▸ EXERCICES À FAIRE:
1 > Dans l'article sur l'extension du poulailler, combien de volailles le poulailler agrandi doit-il engraisser ?
2 > Recopiez le passage de l'article sur l'extension du poulailler en commençant par « Lutter contre l'industrie » et en terminant par « 10 mars 2024. », en remplaçant « Kerboriou » par « Kerbellec ».
3 > Poursuivez l'article sur l'extension du poulailler à partir de l'endroit où il s'arrête.

▸ EXTRAIT DU TEXTE:

"On n'en est qu'au début." Dans les Côtes-d'Armor, le voisinage en colère contre un poulailler de 180 000 volailles

Le Collectif Sauve-qui-poules a organisé une déambulation à Plestin-les-Grèves, dans les Côtes-d'Armor, ce dimanche 10 mars contre l'extension d'un poulailler visant à engraisser 180 000 poules et dindes. Circulation de camions pour évacuer les déjections des animaux, crainte pour le cours d'eau à proximité, des habitants dénoncent cet agrandissement qui a le feu vert de la préfecture.

"L'exploitation se situe sur un affluent du fleuve qui alimente en eau potable tout le canton de Plestin-les grèves, un fleuve déjà très pollué", s'insurge Eric Auvrouin, membre du Collectif Sauve-qui-poules et de Plestin-Environnement.

Lutter contre l'industrie agroalimentaire

C'est peu dire que le projet d'extension du poulailler de Kerboriou, entre Plestin-les-Grèves et Trémel, dans les Côtes-d'Armor, suscite l'incompréhension de la trentaine d'habitants du Trégor venue manifester ce dimanche 10 mars 2024.

D'autant que la ferme qui doit s'agrandir se situe dans le bassin versant de la Lieue de Grève, une baie dite "à algues vertes", régulièrement touchée par des marées vertes provoquées par le déversement d'azote dans les cours d'eau qui se jettent dans la mer. Les manifestants rencontrés pointent la proximité immédiate de la future usine avec un affluent du Yar, qui se jette dans la baie de la Lieue de Grève. C'est l'une des huit baies bretonnes soumises à un risque sanitaire en raison de la prolifération d’algues vertes.

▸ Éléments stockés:
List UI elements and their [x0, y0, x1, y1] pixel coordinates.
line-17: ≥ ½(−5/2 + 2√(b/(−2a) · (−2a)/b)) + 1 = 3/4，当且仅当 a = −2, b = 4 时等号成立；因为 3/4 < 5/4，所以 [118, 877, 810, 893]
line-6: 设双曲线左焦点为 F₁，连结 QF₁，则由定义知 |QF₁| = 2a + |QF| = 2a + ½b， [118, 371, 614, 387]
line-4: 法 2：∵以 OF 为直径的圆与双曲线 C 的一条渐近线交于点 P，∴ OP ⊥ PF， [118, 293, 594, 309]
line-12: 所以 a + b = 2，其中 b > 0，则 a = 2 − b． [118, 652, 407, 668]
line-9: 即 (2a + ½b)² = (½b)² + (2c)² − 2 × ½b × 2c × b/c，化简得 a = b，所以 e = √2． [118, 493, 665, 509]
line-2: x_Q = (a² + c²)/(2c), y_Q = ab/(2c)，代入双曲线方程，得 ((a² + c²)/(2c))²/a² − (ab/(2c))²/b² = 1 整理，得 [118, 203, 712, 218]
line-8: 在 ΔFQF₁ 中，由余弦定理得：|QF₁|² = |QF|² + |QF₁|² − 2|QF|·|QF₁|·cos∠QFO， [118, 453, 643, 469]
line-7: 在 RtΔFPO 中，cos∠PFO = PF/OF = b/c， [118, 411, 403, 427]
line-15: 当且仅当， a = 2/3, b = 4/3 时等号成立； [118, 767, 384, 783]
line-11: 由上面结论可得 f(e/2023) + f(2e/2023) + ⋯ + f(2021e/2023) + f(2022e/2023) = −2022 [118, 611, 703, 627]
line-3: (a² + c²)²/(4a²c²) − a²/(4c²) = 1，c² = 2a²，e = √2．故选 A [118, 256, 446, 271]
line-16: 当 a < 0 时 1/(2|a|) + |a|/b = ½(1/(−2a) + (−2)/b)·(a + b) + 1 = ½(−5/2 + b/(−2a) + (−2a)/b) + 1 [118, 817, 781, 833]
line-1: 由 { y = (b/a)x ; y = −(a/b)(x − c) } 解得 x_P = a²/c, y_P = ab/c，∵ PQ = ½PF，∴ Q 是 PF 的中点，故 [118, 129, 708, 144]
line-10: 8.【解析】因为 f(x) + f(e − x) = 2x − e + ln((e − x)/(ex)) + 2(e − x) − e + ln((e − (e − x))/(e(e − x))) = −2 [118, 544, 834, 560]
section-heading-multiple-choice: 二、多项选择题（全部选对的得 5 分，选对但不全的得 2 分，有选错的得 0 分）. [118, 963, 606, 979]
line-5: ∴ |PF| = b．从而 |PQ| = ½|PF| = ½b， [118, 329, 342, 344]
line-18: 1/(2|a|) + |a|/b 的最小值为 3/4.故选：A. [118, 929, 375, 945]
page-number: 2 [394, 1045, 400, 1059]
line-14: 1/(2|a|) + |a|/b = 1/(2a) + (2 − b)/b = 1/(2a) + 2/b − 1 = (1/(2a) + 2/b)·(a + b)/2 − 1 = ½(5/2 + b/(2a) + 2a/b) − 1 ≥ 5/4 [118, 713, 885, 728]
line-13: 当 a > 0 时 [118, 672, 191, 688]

▸ RÉPONSES PAR NUMÉRO:
1 > 180 000 poules et dindes.

2 >
Lutter contre l'industrie agroalimentaire

C'est peu dire que le projet d'extension du poulailler de Kerbellec, entre Plestin-les-Grèves et Trémel, dans les Côtes-d'Armor, suscite l'incompréhension de la trentaine d'habitants du Trégor venue manifester ce dimanche 10 mars 2024.

3 >
Cette manifestation a pris la forme d'un carnaval, où les participants arboraient costumes et masques à l'effigie des volatiles. Les volatiles sont même doués de parole et entonnent en chœur leur hymne du jour : "Les poulettes, elles sont trop chouettes, les enfermer, c’est un péché."

"Il faut faire quelque chose, les petites gouttes d’eau font les grandes rivières et on informe à la bonne franquette", sourit une manifestante, costumée de la tête aux pieds. "Avec nos déguisements et notre voix, on porte notre message. On espérait un peu plus de mobilisation mais ce n'est pas perdu, action après action. C’est hors de question qu’on nous fasse des fermes-usines."

C’est hors de question qu’on nous fasse des fermes-usines.

Une manifestante

Éric Auvrouin, membre du conseil d’administration de Plestin environnement, s'inquiète des futures conséquences de l'activité sur cette ferme : "On ne peut déjà plus pêcher, on ne peut pas boire l’eau. On nous dit que les fientes seront envoyées en Mayenne, mais ce sera seulement les surplus."

Les inquiétudes des manifestants

Selon un avis délibéré de la Mission régionale d’autorité environnementale de Bretagne, la capacité de l'élevage va passer d'environ 50 000 volailles à 181 300, répartis sur trois poulaillers. Deux nouveaux poulaillers seraient construits. 980 tonnes d'effluents par an seraient produites par la société : "Ceux du bâtiment d’élevage existant seront épandus comme c’est le cas actuellement et ceux des nouveaux bâtiments seront intégralement transportés hors exploitation pour être compostés." L'avis précise aussi que "le trafic routier augmentera et pourra représenter jusqu’à 380 camions et tracteurs par an contre environ 80 actuellement."

Dans un courrier en réponse à cet avis de la MRAE, le Gaec répond que "l’export des déjections a été choisi car il est plus simple à mettre en place. Les fumiers seront curés en fin de bande et expédiés vers la station de compostage de l’entreprise repreneuse, pour être ensuite expédiés vers des zones moins sensibles (hors bassins algues vertes et ZAR)."

Face à la faible mobilisation du jour, et aux autorisations déjà reçues par les exploitants de l'élevage, Éric Auvrouin se veut malgré tout optimiste. "On sait qu'on n'aura pas le grand soir aujourd'hui. On n'est qu'au début d’un mouvement beaucoup plus important. Ce n’est pas parce qu’on n’est que 25 qu’il faut renoncer."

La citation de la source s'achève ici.